## PROBLEM STATEMENT
Gather each line in the entries that includes the string "hiện".

## DATA FOR THE TASK
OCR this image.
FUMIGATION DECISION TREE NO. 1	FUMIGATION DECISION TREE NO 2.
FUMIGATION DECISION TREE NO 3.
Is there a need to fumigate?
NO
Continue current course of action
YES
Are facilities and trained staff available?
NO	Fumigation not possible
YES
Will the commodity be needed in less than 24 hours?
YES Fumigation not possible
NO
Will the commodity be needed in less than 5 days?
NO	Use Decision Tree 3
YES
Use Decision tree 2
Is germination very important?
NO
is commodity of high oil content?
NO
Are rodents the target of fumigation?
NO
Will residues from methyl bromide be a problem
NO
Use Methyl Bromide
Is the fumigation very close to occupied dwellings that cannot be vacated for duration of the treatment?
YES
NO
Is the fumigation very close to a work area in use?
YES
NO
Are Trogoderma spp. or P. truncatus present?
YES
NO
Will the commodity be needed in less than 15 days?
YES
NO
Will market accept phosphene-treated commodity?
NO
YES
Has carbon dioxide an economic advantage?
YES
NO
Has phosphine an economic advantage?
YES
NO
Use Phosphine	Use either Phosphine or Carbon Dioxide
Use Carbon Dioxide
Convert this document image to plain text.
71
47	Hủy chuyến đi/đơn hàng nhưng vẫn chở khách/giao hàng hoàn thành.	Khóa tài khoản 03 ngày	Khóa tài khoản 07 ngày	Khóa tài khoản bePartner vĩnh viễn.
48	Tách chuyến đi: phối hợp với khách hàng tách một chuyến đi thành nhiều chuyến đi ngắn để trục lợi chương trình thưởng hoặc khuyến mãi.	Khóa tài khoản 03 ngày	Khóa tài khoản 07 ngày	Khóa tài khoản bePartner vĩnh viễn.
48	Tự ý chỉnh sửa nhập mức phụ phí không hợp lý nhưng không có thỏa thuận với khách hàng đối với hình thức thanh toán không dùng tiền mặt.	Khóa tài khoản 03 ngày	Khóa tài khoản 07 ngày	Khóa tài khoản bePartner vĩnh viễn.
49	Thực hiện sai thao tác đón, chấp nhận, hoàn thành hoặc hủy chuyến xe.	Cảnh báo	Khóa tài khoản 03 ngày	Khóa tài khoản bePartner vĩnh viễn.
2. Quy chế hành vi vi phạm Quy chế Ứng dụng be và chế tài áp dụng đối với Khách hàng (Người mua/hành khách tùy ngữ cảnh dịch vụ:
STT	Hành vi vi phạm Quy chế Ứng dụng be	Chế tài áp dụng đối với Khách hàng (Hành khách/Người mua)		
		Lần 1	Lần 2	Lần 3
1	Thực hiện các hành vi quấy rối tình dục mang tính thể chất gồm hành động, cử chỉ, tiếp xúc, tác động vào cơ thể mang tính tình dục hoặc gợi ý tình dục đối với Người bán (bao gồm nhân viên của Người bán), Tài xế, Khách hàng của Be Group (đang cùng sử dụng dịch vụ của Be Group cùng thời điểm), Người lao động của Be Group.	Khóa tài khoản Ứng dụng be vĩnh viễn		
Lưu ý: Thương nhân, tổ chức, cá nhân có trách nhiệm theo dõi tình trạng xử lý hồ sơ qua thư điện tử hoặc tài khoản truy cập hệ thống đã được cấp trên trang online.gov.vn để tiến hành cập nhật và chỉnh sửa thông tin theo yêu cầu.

## TASK ANSWER
49	Thực hiện sai thao tác đón, chấp nhận, hoàn thành hoặc hủy chuyến xe.	Cảnh báo	Khóa tài khoản 03 ngày	Khóa tài khoản bePartner vĩnh viễn.
1	Thực hiện các hành vi quấy rối tình dục mang tính thể chất gồm hành động, cử chỉ, tiếp xúc, tác động vào cơ thể mang tính tình dục hoặc gợi ý tình dục đối với Người bán (bao gồm nhân viên của Người bán), Tài xế, Khách hàng của Be Group (đang cùng sử dụng dịch vụ của Be Group cùng thời điểm), Người lao động của Be Group.	Khóa tài khoản Ứng dụng be vĩnh viễn		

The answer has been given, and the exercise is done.